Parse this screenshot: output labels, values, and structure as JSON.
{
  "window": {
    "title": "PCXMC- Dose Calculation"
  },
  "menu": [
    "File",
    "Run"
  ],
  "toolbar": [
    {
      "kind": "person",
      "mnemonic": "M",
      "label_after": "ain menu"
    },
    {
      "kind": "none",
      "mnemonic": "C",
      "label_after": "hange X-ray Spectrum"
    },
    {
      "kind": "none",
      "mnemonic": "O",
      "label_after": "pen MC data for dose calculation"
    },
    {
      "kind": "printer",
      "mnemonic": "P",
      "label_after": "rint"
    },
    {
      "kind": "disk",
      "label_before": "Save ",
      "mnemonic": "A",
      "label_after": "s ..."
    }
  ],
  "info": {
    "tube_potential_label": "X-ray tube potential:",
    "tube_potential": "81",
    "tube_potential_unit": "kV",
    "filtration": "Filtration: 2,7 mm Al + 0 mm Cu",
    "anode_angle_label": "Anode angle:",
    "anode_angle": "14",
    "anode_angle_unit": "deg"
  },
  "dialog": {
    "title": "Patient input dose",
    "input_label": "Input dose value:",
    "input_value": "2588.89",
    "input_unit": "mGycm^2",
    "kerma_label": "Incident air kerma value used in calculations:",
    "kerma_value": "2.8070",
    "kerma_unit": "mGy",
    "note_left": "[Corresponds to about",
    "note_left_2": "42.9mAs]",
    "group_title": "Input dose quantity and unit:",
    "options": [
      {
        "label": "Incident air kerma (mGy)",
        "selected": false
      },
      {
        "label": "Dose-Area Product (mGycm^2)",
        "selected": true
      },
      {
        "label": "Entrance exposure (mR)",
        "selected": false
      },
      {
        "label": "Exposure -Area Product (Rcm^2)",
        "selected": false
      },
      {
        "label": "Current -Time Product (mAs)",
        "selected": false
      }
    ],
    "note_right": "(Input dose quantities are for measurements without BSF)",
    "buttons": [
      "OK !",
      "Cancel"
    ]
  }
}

──────────

Task objective:
Using the records above, copy every line that has the word "Product" in it.

Answer to the problem:
        "label": "Dose-Area Product (mGycm^2)",
        "label": "Exposure -Area Product (Rcm^2)",
        "label": "Current -Time Product (mAs)",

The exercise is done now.